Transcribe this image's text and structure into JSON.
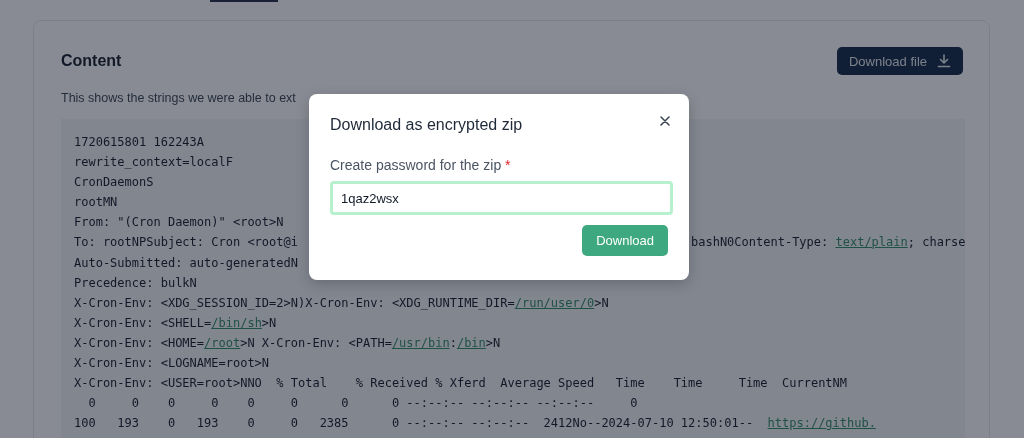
{
  "content": {
    "title": "Content",
    "download_button": "Download file",
    "description": "This shows the strings we were able to ext",
    "lines": [
      {
        "left": [
          {
            "text": "1720615801 162243A",
            "link": false
          }
        ]
      },
      {
        "left": [
          {
            "text": "rewrite_context=localF",
            "link": false
          }
        ]
      },
      {
        "left": [
          {
            "text": "CronDaemonS",
            "link": false
          }
        ]
      },
      {
        "left": [
          {
            "text": "rootMN",
            "link": false
          }
        ]
      },
      {
        "left": [
          {
            "text": "From: \"(Cron Daemon)\" <root>N",
            "link": false
          }
        ]
      },
      {
        "left": [
          {
            "text": "To: rootNPSubject: Cron <root@i",
            "link": false
          }
        ],
        "right": [
          {
            "text": "bashN0Content-Type: ",
            "link": false
          },
          {
            "text": "text/plain",
            "link": true
          },
          {
            "text": "; charse",
            "link": false
          }
        ]
      },
      {
        "left": [
          {
            "text": "Auto-Submitted: auto-generatedN",
            "link": false
          }
        ]
      },
      {
        "left": [
          {
            "text": "Precedence: bulkN",
            "link": false
          }
        ]
      },
      {
        "left": [
          {
            "text": "X-Cron-Env: <XDG_SESSION_ID=2>N)X-Cron-Env: <XDG_RUNTIME_DIR=",
            "link": false
          },
          {
            "text": "/run/user/0",
            "link": true
          },
          {
            "text": ">N",
            "link": false
          }
        ]
      },
      {
        "left": [
          {
            "text": "X-Cron-Env: <SHELL=",
            "link": false
          },
          {
            "text": "/bin/sh",
            "link": true
          },
          {
            "text": ">N",
            "link": false
          }
        ]
      },
      {
        "left": [
          {
            "text": "X-Cron-Env: <HOME=",
            "link": false
          },
          {
            "text": "/root",
            "link": true
          },
          {
            "text": ">N X-Cron-Env: <PATH=",
            "link": false
          },
          {
            "text": "/usr/bin",
            "link": true
          },
          {
            "text": ":",
            "link": false
          },
          {
            "text": "/bin",
            "link": true
          },
          {
            "text": ">N",
            "link": false
          }
        ]
      },
      {
        "left": [
          {
            "text": "X-Cron-Env: <LOGNAME=root>N",
            "link": false
          }
        ]
      },
      {
        "left": [
          {
            "text": "X-Cron-Env: <USER=root>NNO  % Total    % Received % Xferd  Average Speed   Time    Time     Time  CurrentNM",
            "link": false
          }
        ]
      },
      {
        "left": [
          {
            "text": "  0     0    0     0    0     0      0      0 --:--:-- --:--:-- --:--:--     0",
            "link": false
          }
        ]
      },
      {
        "left": [
          {
            "text": "100   193    0   193    0     0   2385      0 --:--:-- --:--:--  2412No--2024-07-10 12:50:01--  ",
            "link": false
          },
          {
            "text": "https://github.",
            "link": true
          }
        ]
      }
    ]
  },
  "dialog": {
    "title": "Download as encrypted zip",
    "field_label": "Create password for the zip",
    "required_mark": "*",
    "value": "1qaz2wsx",
    "focused": true,
    "button": "Download"
  }
}
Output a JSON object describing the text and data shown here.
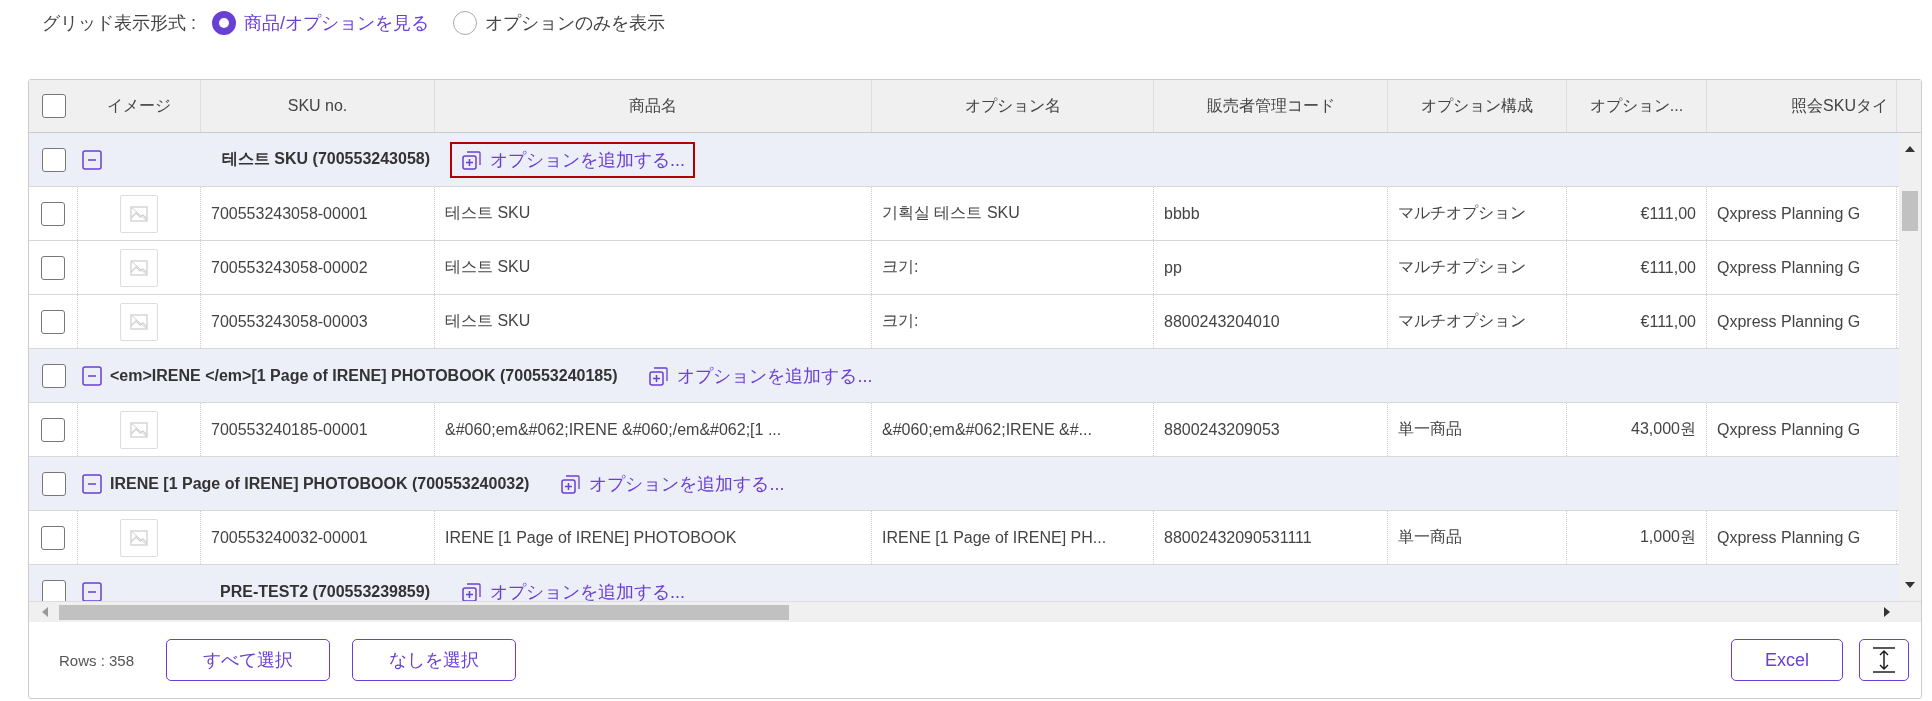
{
  "view_mode": {
    "label": "グリッド表示形式 :",
    "options": [
      {
        "label": "商品/オプションを見る",
        "selected": true
      },
      {
        "label": "オプションのみを表示",
        "selected": false
      }
    ]
  },
  "grid": {
    "header_checked": false,
    "columns": [
      "イメージ",
      "SKU no.",
      "商品名",
      "オプション名",
      "販売者管理コード",
      "オプション構成",
      "オプション...",
      "照会SKUタイ"
    ],
    "groups": [
      {
        "title": "테스트 SKU (700553243058)",
        "checked": false,
        "expanded": true,
        "add_option": "オプションを追加する...",
        "highlighted": true,
        "rows": [
          {
            "checked": false,
            "sku": "700553243058-00001",
            "product_name": "테스트 SKU",
            "option_name": "기획실 테스트 SKU",
            "seller_code": "bbbb",
            "option_type": "マルチオプション",
            "price": "€111,00",
            "sku_type": "Qxpress Planning G"
          },
          {
            "checked": false,
            "sku": "700553243058-00002",
            "product_name": "테스트 SKU",
            "option_name": "크기:",
            "seller_code": "pp",
            "option_type": "マルチオプション",
            "price": "€111,00",
            "sku_type": "Qxpress Planning G"
          },
          {
            "checked": false,
            "sku": "700553243058-00003",
            "product_name": "테스트 SKU",
            "option_name": "크기:",
            "seller_code": "8800243204010",
            "option_type": "マルチオプション",
            "price": "€111,00",
            "sku_type": "Qxpress Planning G"
          }
        ]
      },
      {
        "title": "<em>IRENE </em>[1 Page of IRENE] PHOTOBOOK (700553240185)",
        "checked": false,
        "expanded": true,
        "add_option": "オプションを追加する...",
        "highlighted": false,
        "rows": [
          {
            "checked": false,
            "sku": "700553240185-00001",
            "product_name": "&#060;em&#062;IRENE &#060;/em&#062;[1 ...",
            "option_name": "&#060;em&#062;IRENE &#...",
            "seller_code": "8800243209053",
            "option_type": "単一商品",
            "price": "43,000원",
            "sku_type": "Qxpress Planning G"
          }
        ]
      },
      {
        "title": "IRENE [1 Page of IRENE] PHOTOBOOK (700553240032)",
        "checked": false,
        "expanded": true,
        "add_option": "オプションを追加する...",
        "highlighted": false,
        "rows": [
          {
            "checked": false,
            "sku": "700553240032-00001",
            "product_name": "IRENE [1 Page of IRENE] PHOTOBOOK",
            "option_name": "IRENE [1 Page of IRENE] PH...",
            "seller_code": "88002432090531111",
            "option_type": "単一商品",
            "price": "1,000원",
            "sku_type": "Qxpress Planning G"
          }
        ]
      },
      {
        "title": "PRE-TEST2 (700553239859)",
        "checked": false,
        "expanded": true,
        "add_option": "オプションを追加する...",
        "highlighted": false
      }
    ]
  },
  "footer": {
    "rows_count": "Rows : 358",
    "buttons": [
      "すべて選択",
      "なしを選択"
    ],
    "export": "Excel"
  }
}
○ ○ ○ ○ ○
▶ _Your task_:
Keep every word of the data as it is when you write it out, but drop the pictures.

▶ _Task solution_:
Transcribe this image's text and structure into JSON.
{
  "content": {
    "title": "Content",
    "download_button": "Download file",
    "description": "This shows the strings we were able to ext",
    "lines": [
      {
        "left": [
          {
            "text": "1720615801 162243A",
            "link": false
          }
        ]
      },
      {
        "left": [
          {
            "text": "rewrite_context=localF",
            "link": false
          }
        ]
      },
      {
        "left": [
          {
            "text": "CronDaemonS",
            "link": false
          }
        ]
      },
      {
        "left": [
          {
            "text": "rootMN",
            "link": false
          }
        ]
      },
      {
        "left": [
          {
            "text": "From: \"(Cron Daemon)\" <root>N",
            "link": false
          }
        ]
      },
      {
        "left": [
          {
            "text": "To: rootNPSubject: Cron <root@i",
            "link": false
          }
        ],
        "right": [
          {
            "text": "bashN0Content-Type: ",
            "link": false
          },
          {
            "text": "text/plain",
            "link": true
          },
          {
            "text": "; charse",
            "link": false
          }
        ]
      },
      {
        "left": [
          {
            "text": "Auto-Submitted: auto-generatedN",
            "link": false
          }
        ]
      },
      {
        "left": [
          {
            "text": "Precedence: bulkN",
            "link": false
          }
        ]
      },
      {
        "left": [
          {
            "text": "X-Cron-Env: <XDG_SESSION_ID=2>N)X-Cron-Env: <XDG_RUNTIME_DIR=",
            "link": false
          },
          {
            "text": "/run/user/0",
            "link": true
          },
          {
            "text": ">N",
            "link": false
          }
        ]
      },
      {
        "left": [
          {
            "text": "X-Cron-Env: <SHELL=",
            "link": false
          },
          {
            "text": "/bin/sh",
            "link": true
          },
          {
            "text": ">N",
            "link": false
          }
        ]
      },
      {
        "left": [
          {
            "text": "X-Cron-Env: <HOME=",
            "link": false
          },
          {
            "text": "/root",
            "link": true
          },
          {
            "text": ">N X-Cron-Env: <PATH=",
            "link": false
          },
          {
            "text": "/usr/bin",
            "link": true
          },
          {
            "text": ":",
            "link": false
          },
          {
            "text": "/bin",
            "link": true
          },
          {
            "text": ">N",
            "link": false
          }
        ]
      },
      {
        "left": [
          {
            "text": "X-Cron-Env: <LOGNAME=root>N",
            "link": false
          }
        ]
      },
      {
        "left": [
          {
            "text": "X-Cron-Env: <USER=root>NNO  % Total    % Received % Xferd  Average Speed   Time    Time     Time  CurrentNM",
            "link": false
          }
        ]
      },
      {
        "left": [
          {
            "text": "  0     0    0     0    0     0      0      0 --:--:-- --:--:-- --:--:--     0",
            "link": false
          }
        ]
      },
      {
        "left": [
          {
            "text": "100   193    0   193    0     0   2385      0 --:--:-- --:--:--  2412No--2024-07-10 12:50:01--  ",
            "link": false
          },
          {
            "text": "https://github.",
            "link": true
          }
        ]
      }
    ]
  },
  "dialog": {
    "title": "Download as encrypted zip",
    "field_label": "Create password for the zip",
    "required_mark": "*",
    "value": "1qaz2wsx",
    "focused": true,
    "button": "Download"
  }
}
Output a JSON object describing the text and data shown here.
{
  "view_mode": {
    "label": "グリッド表示形式 :",
    "options": [
      {
        "label": "商品/オプションを見る",
        "selected": true
      },
      {
        "label": "オプションのみを表示",
        "selected": false
      }
    ]
  },
  "grid": {
    "header_checked": false,
    "columns": [
      "イメージ",
      "SKU no.",
      "商品名",
      "オプション名",
      "販売者管理コード",
      "オプション構成",
      "オプション...",
      "照会SKUタイ"
    ],
    "groups": [
      {
        "title": "테스트 SKU (700553243058)",
        "checked": false,
        "expanded": true,
        "add_option": "オプションを追加する...",
        "highlighted": true,
        "rows": [
          {
            "checked": false,
            "sku": "700553243058-00001",
            "product_name": "테스트 SKU",
            "option_name": "기획실 테스트 SKU",
            "seller_code": "bbbb",
            "option_type": "マルチオプション",
            "price": "€111,00",
            "sku_type": "Qxpress Planning G"
          },
          {
            "checked": false,
            "sku": "700553243058-00002",
            "product_name": "테스트 SKU",
            "option_name": "크기:",
            "seller_code": "pp",
            "option_type": "マルチオプション",
            "price": "€111,00",
            "sku_type": "Qxpress Planning G"
          },
          {
            "checked": false,
            "sku": "700553243058-00003",
            "product_name": "테스트 SKU",
            "option_name": "크기:",
            "seller_code": "8800243204010",
            "option_type": "マルチオプション",
            "price": "€111,00",
            "sku_type": "Qxpress Planning G"
          }
        ]
      },
      {
        "title": "<em>IRENE </em>[1 Page of IRENE] PHOTOBOOK (700553240185)",
        "checked": false,
        "expanded": true,
        "add_option": "オプションを追加する...",
        "highlighted": false,
        "rows": [
          {
            "checked": false,
            "sku": "700553240185-00001",
            "product_name": "&#060;em&#062;IRENE &#060;/em&#062;[1 ...",
            "option_name": "&#060;em&#062;IRENE &#...",
            "seller_code": "8800243209053",
            "option_type": "単一商品",
            "price": "43,000원",
            "sku_type": "Qxpress Planning G"
          }
        ]
      },
      {
        "title": "IRENE [1 Page of IRENE] PHOTOBOOK (700553240032)",
        "checked": false,
        "expanded": true,
        "add_option": "オプションを追加する...",
        "highlighted": false,
        "rows": [
          {
            "checked": false,
            "sku": "700553240032-00001",
            "product_name": "IRENE [1 Page of IRENE] PHOTOBOOK",
            "option_name": "IRENE [1 Page of IRENE] PH...",
            "seller_code": "88002432090531111",
            "option_type": "単一商品",
            "price": "1,000원",
            "sku_type": "Qxpress Planning G"
          }
        ]
      },
      {
        "title": "PRE-TEST2 (700553239859)",
        "checked": false,
        "expanded": true,
        "add_option": "オプションを追加する...",
        "highlighted": false
      }
    ]
  },
  "footer": {
    "rows_count": "Rows : 358",
    "buttons": [
      "すべて選択",
      "なしを選択"
    ],
    "export": "Excel"
  }
}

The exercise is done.